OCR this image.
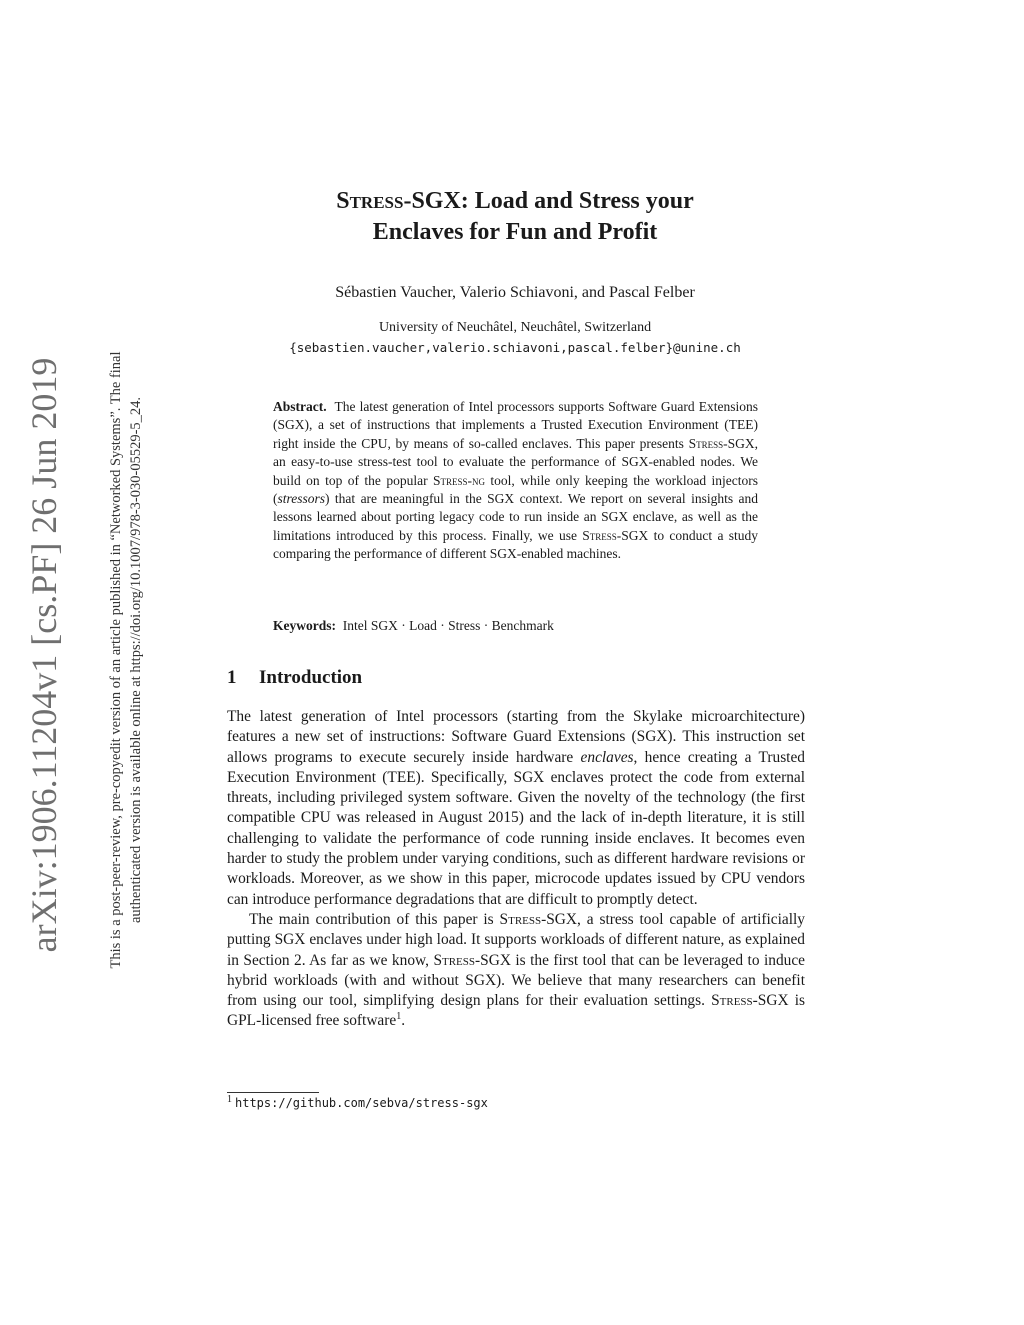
arXiv:1906.11204v1 [cs.PF] 26 Jun 2019	This is a post-peer-review, pre-copyedit version of an article published in “Networked Systems”. The final authenticated version is available online at https://doi.org/10.1007/978-3-030-05529-5_24.
Stress-SGX: Load and Stress your
Enclaves for Fun and Profit
Sébastien Vaucher, Valerio Schiavoni, and Pascal Felber
University of Neuchâtel, Neuchâtel, Switzerland
{sebastien.vaucher,valerio.schiavoni,pascal.felber}@unine.ch
Abstract. The latest generation of Intel processors supports Software Guard Extensions (SGX), a set of instructions that implements a Trusted Execution Environment (TEE) right inside the CPU, by means of so-called enclaves. This paper presents Stress-SGX, an easy-to-use stress-test tool to evaluate the performance of SGX-enabled nodes. We build on top of the popular Stress-ng tool, while only keeping the workload injectors (stressors) that are meaningful in the SGX context. We report on several insights and lessons learned about porting legacy code to run inside an SGX enclave, as well as the limitations introduced by this process. Finally, we use Stress-SGX to conduct a study comparing the performance of different SGX-enabled machines.
Keywords: Intel SGX · Load · Stress · Benchmark
1 Introduction

The latest generation of Intel processors (starting from the Skylake microarchitecture) features a new set of instructions: Software Guard Extensions (SGX). This instruction set allows programs to execute securely inside hardware enclaves, hence creating a Trusted Execution Environment (TEE). Specifically, SGX enclaves protect the code from external threats, including privileged system software. Given the novelty of the technology (the first compatible CPU was released in August 2015) and the lack of in-depth literature, it is still challenging to validate the performance of code running inside enclaves. It becomes even harder to study the problem under varying conditions, such as different hardware revisions or workloads. Moreover, as we show in this paper, microcode updates issued by CPU vendors can introduce performance degradations that are difficult to promptly detect.

The main contribution of this paper is Stress-SGX, a stress tool capable of artificially putting SGX enclaves under high load. It supports workloads of different nature, as explained in Section 2. As far as we know, Stress-SGX is the first tool that can be leveraged to induce hybrid workloads (with and without SGX). We believe that many researchers can benefit from using our tool, simplifying design plans for their evaluation settings. Stress-SGX is GPL-licensed free software$^1$.

$^1$ https://github.com/sebva/stress-sgx
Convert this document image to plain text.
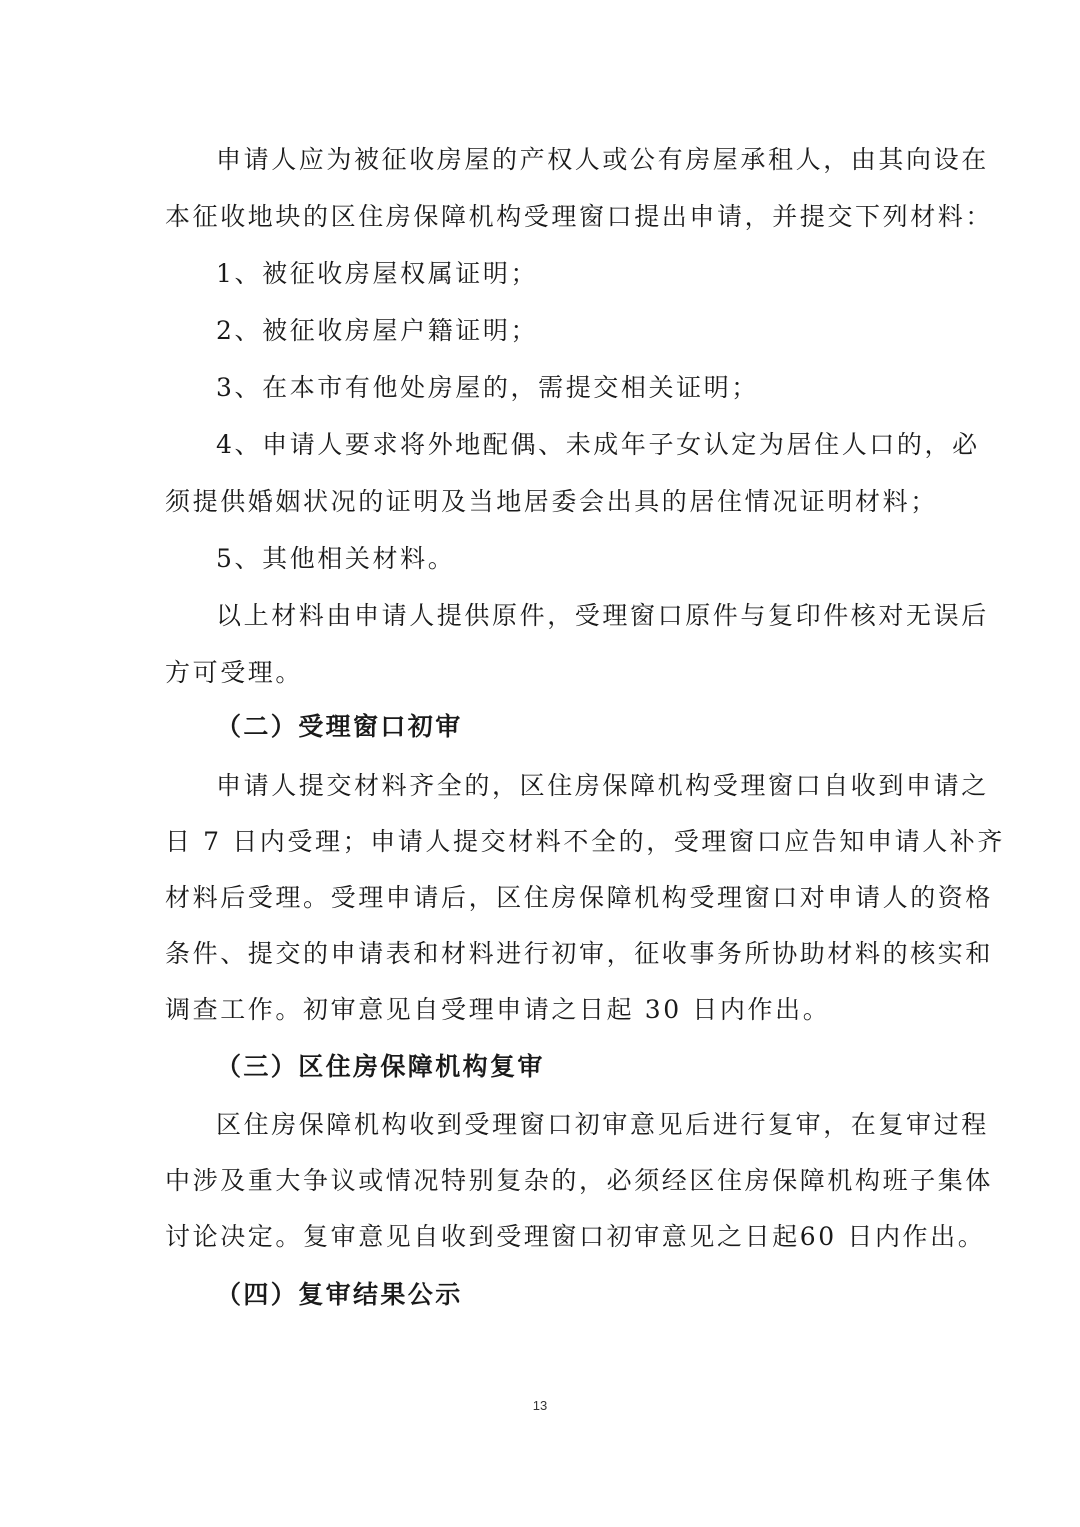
申请人应为被征收房屋的产权人或公有房屋承租人，由其向设在
本征收地块的区住房保障机构受理窗口提出申请，并提交下列材料：
1、被征收房屋权属证明；
2、被征收房屋户籍证明；
3、在本市有他处房屋的，需提交相关证明；
4、申请人要求将外地配偶、未成年子女认定为居住人口的，必
须提供婚姻状况的证明及当地居委会出具的居住情况证明材料；
5、其他相关材料。
以上材料由申请人提供原件，受理窗口原件与复印件核对无误后
方可受理。
（二）受理窗口初审
申请人提交材料齐全的，区住房保障机构受理窗口自收到申请之
日 7 日内受理；申请人提交材料不全的，受理窗口应告知申请人补齐
材料后受理。受理申请后，区住房保障机构受理窗口对申请人的资格
条件、提交的申请表和材料进行初审，征收事务所协助材料的核实和
调查工作。初审意见自受理申请之日起 30 日内作出。
（三）区住房保障机构复审
区住房保障机构收到受理窗口初审意见后进行复审，在复审过程
中涉及重大争议或情况特别复杂的，必须经区住房保障机构班子集体
讨论决定。复审意见自收到受理窗口初审意见之日起60 日内作出。
（四）复审结果公示
13
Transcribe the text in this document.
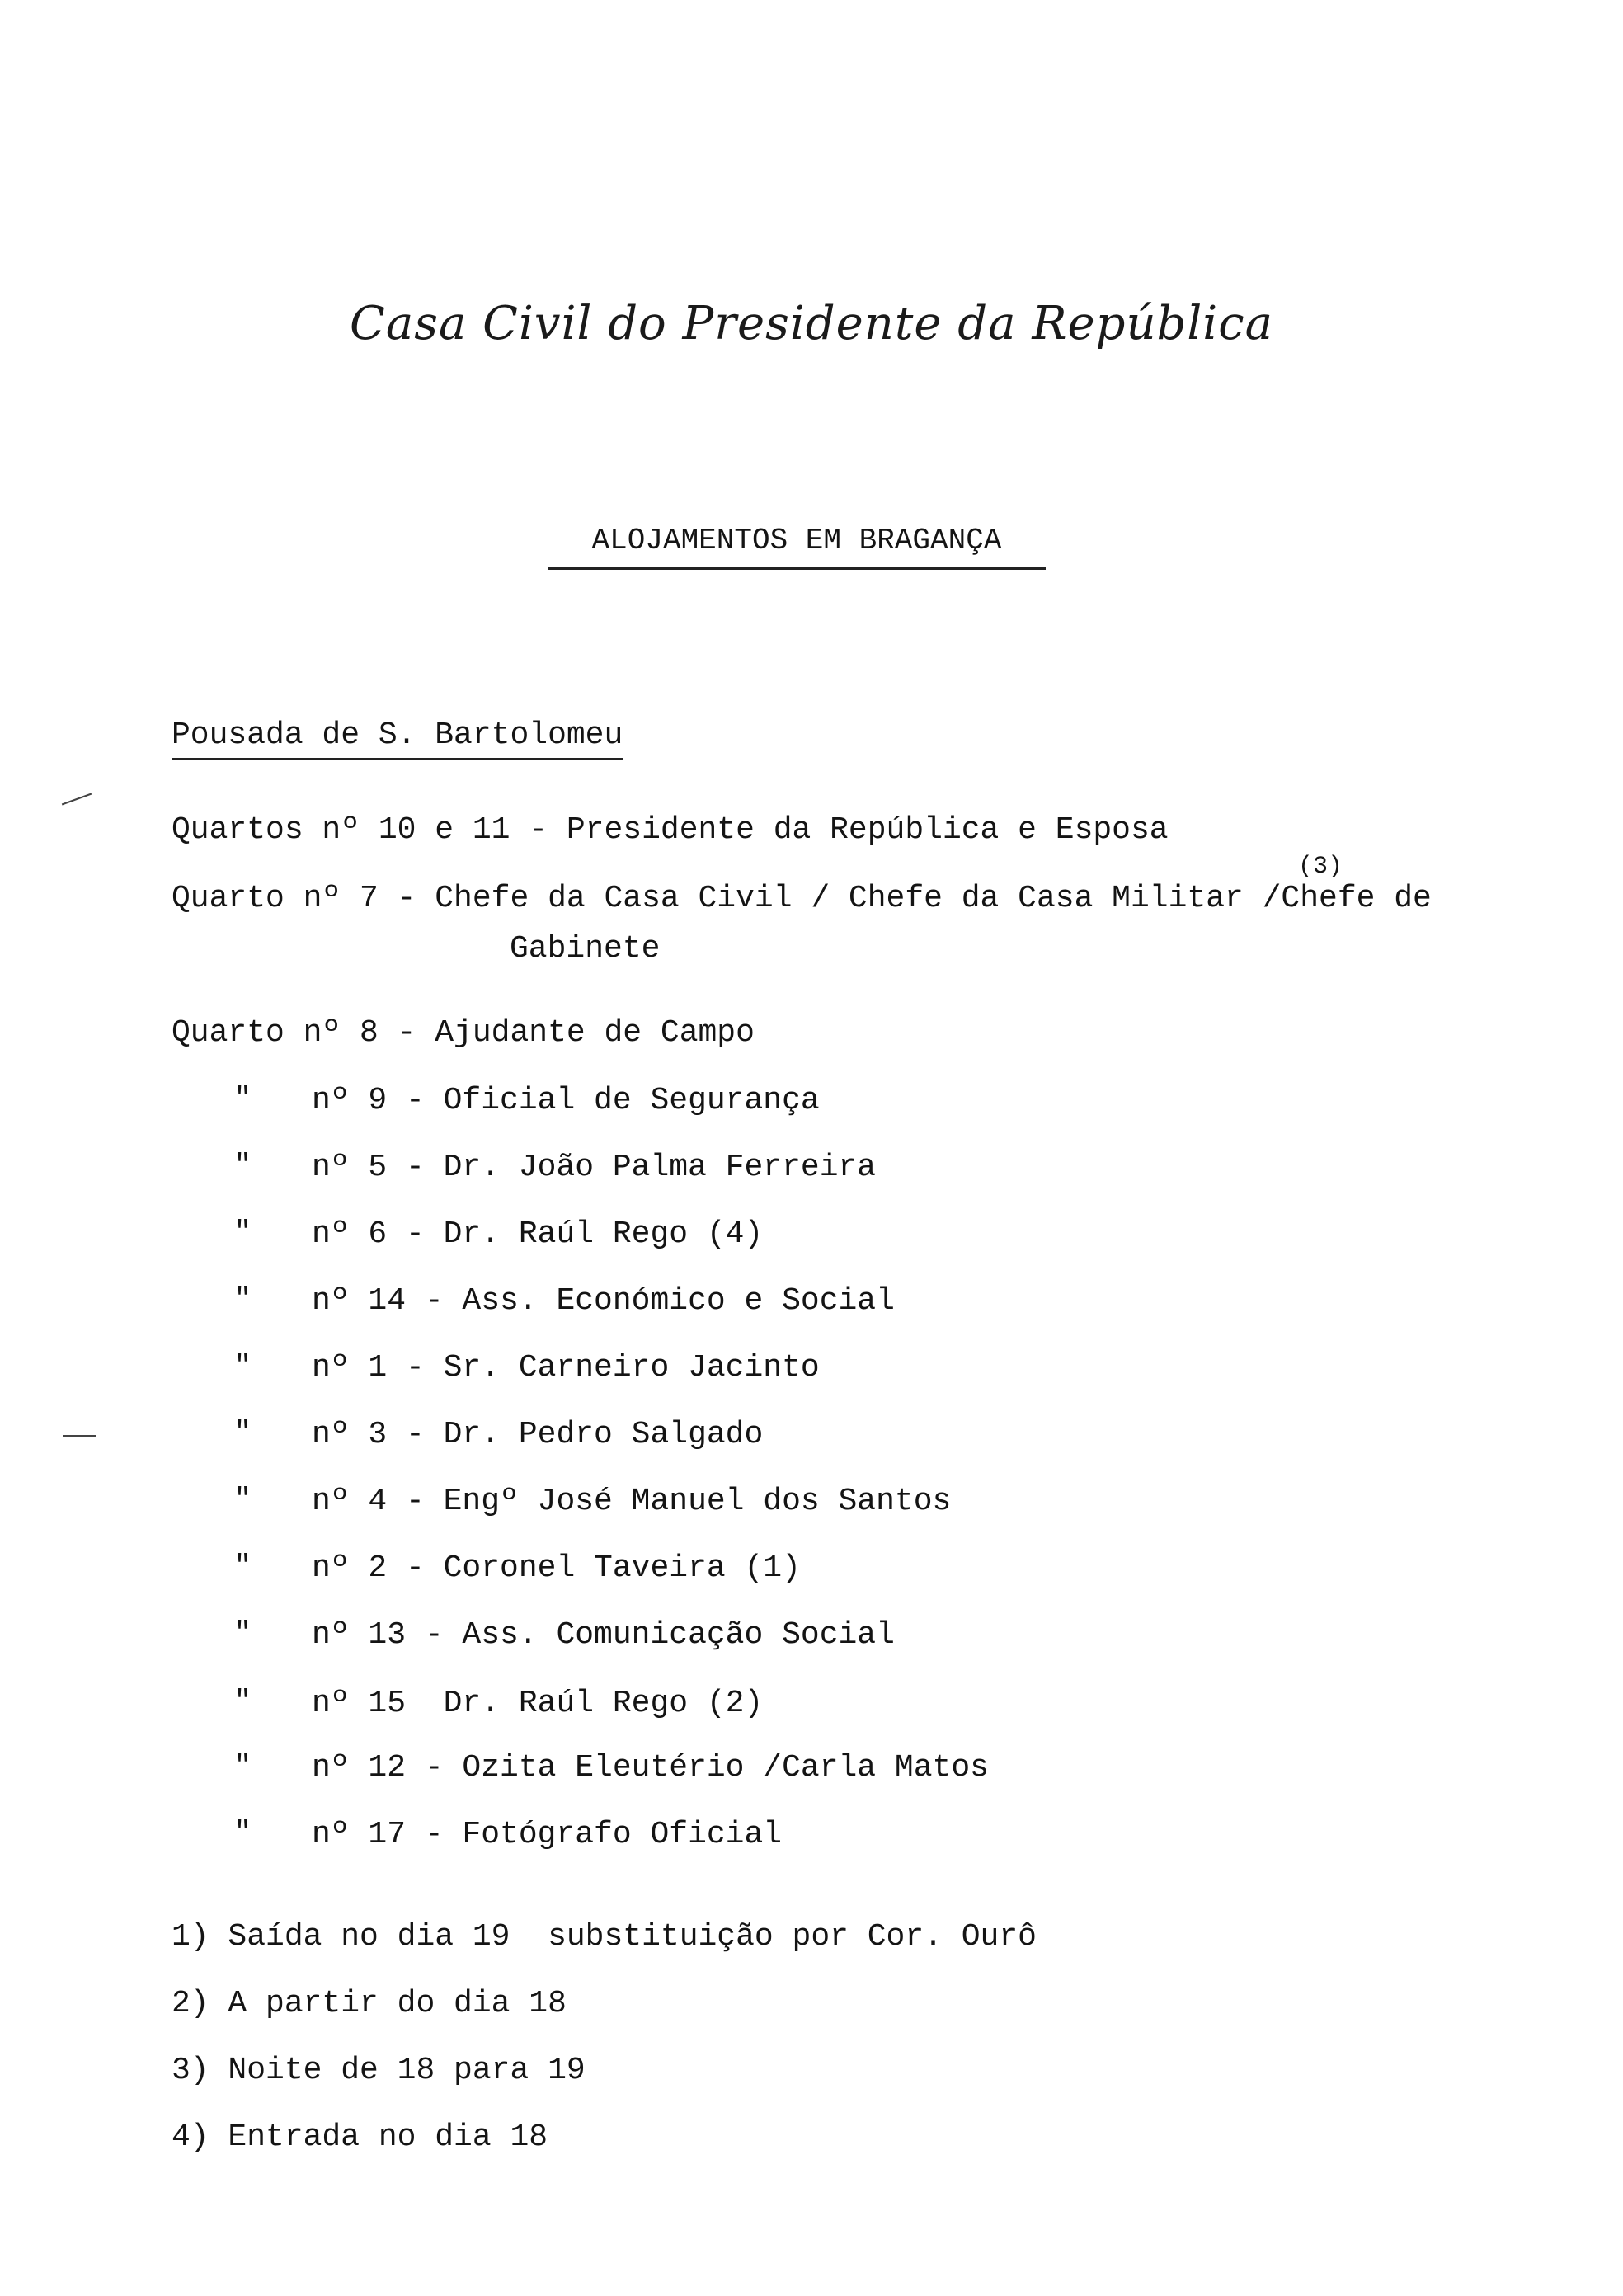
Casa Civil do Presidente da República
ALOJAMENTOS EM BRAGANÇA
Pousada de S. Bartolomeu
Quartos nº 10 e 11 - Presidente da República e Esposa
(3)
Quarto nº 7 - Chefe da Casa Civil / Chefe da Casa Militar /Chefe de
Gabinete
Quarto nº 8 - Ajudante de Campo
" nº 9 - Oficial de Segurança
" nº 5 - Dr. João Palma Ferreira
" nº 6 - Dr. Raúl Rego (4)
" nº 14 - Ass. Económico e Social
" nº 1 - Sr. Carneiro Jacinto
" nº 3 - Dr. Pedro Salgado
" nº 4 - Engº José Manuel dos Santos
" nº 2 - Coronel Taveira (1)
" nº 13 - Ass. Comunicação Social
" nº 15  Dr. Raúl Rego (2)
" nº 12 - Ozita Eleutério /Carla Matos
" nº 17 - Fotógrafo Oficial
1) Saída no dia 19  substituição por Cor. Ourô
2) A partir do dia 18
3) Noite de 18 para 19
4) Entrada no dia 18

—————

WHAT THIS TASK INVOLVES: Omit the pictures. Output every record above word for word.

WRITTEN ANSWER:
OCR this image.
arXiv:1906.11204v1 [cs.PF] 26 Jun 2019	This is a post-peer-review, pre-copyedit version of an article published in “Networked Systems”. The final authenticated version is available online at https://doi.org/10.1007/978-3-030-05529-5_24.
Stress-SGX: Load and Stress your
Enclaves for Fun and Profit
Sébastien Vaucher, Valerio Schiavoni, and Pascal Felber
University of Neuchâtel, Neuchâtel, Switzerland
{sebastien.vaucher,valerio.schiavoni,pascal.felber}@unine.ch
Abstract. The latest generation of Intel processors supports Software Guard Extensions (SGX), a set of instructions that implements a Trusted Execution Environment (TEE) right inside the CPU, by means of so-called enclaves. This paper presents Stress-SGX, an easy-to-use stress-test tool to evaluate the performance of SGX-enabled nodes. We build on top of the popular Stress-ng tool, while only keeping the workload injectors (stressors) that are meaningful in the SGX context. We report on several insights and lessons learned about porting legacy code to run inside an SGX enclave, as well as the limitations introduced by this process. Finally, we use Stress-SGX to conduct a study comparing the performance of different SGX-enabled machines.
Keywords: Intel SGX · Load · Stress · Benchmark
1 Introduction

The latest generation of Intel processors (starting from the Skylake microarchitecture) features a new set of instructions: Software Guard Extensions (SGX). This instruction set allows programs to execute securely inside hardware enclaves, hence creating a Trusted Execution Environment (TEE). Specifically, SGX enclaves protect the code from external threats, including privileged system software. Given the novelty of the technology (the first compatible CPU was released in August 2015) and the lack of in-depth literature, it is still challenging to validate the performance of code running inside enclaves. It becomes even harder to study the problem under varying conditions, such as different hardware revisions or workloads. Moreover, as we show in this paper, microcode updates issued by CPU vendors can introduce performance degradations that are difficult to promptly detect.

The main contribution of this paper is Stress-SGX, a stress tool capable of artificially putting SGX enclaves under high load. It supports workloads of different nature, as explained in Section 2. As far as we know, Stress-SGX is the first tool that can be leveraged to induce hybrid workloads (with and without SGX). We believe that many researchers can benefit from using our tool, simplifying design plans for their evaluation settings. Stress-SGX is GPL-licensed free software$^1$.

$^1$ https://github.com/sebva/stress-sgx
Convert this document image to plain text.
申请人应为被征收房屋的产权人或公有房屋承租人，由其向设在
本征收地块的区住房保障机构受理窗口提出申请，并提交下列材料：
1、被征收房屋权属证明；
2、被征收房屋户籍证明；
3、在本市有他处房屋的，需提交相关证明；
4、申请人要求将外地配偶、未成年子女认定为居住人口的，必
须提供婚姻状况的证明及当地居委会出具的居住情况证明材料；
5、其他相关材料。
以上材料由申请人提供原件，受理窗口原件与复印件核对无误后
方可受理。
（二）受理窗口初审
申请人提交材料齐全的，区住房保障机构受理窗口自收到申请之
日 7 日内受理；申请人提交材料不全的，受理窗口应告知申请人补齐
材料后受理。受理申请后，区住房保障机构受理窗口对申请人的资格
条件、提交的申请表和材料进行初审，征收事务所协助材料的核实和
调查工作。初审意见自受理申请之日起 30 日内作出。
（三）区住房保障机构复审
区住房保障机构收到受理窗口初审意见后进行复审，在复审过程
中涉及重大争议或情况特别复杂的，必须经区住房保障机构班子集体
讨论决定。复审意见自收到受理窗口初审意见之日起60 日内作出。
（四）复审结果公示
13
Transcribe the text in this document.
Casa Civil do Presidente da República
ALOJAMENTOS EM BRAGANÇA
Pousada de S. Bartolomeu
Quartos nº 10 e 11 - Presidente da República e Esposa
(3)
Quarto nº 7 - Chefe da Casa Civil / Chefe da Casa Militar /Chefe de
Gabinete
Quarto nº 8 - Ajudante de Campo
" nº 9 - Oficial de Segurança
" nº 5 - Dr. João Palma Ferreira
" nº 6 - Dr. Raúl Rego (4)
" nº 14 - Ass. Económico e Social
" nº 1 - Sr. Carneiro Jacinto
" nº 3 - Dr. Pedro Salgado
" nº 4 - Engº José Manuel dos Santos
" nº 2 - Coronel Taveira (1)
" nº 13 - Ass. Comunicação Social
" nº 15  Dr. Raúl Rego (2)
" nº 12 - Ozita Eleutério /Carla Matos
" nº 17 - Fotógrafo Oficial
1) Saída no dia 19  substituição por Cor. Ourô
2) A partir do dia 18
3) Noite de 18 para 19
4) Entrada no dia 18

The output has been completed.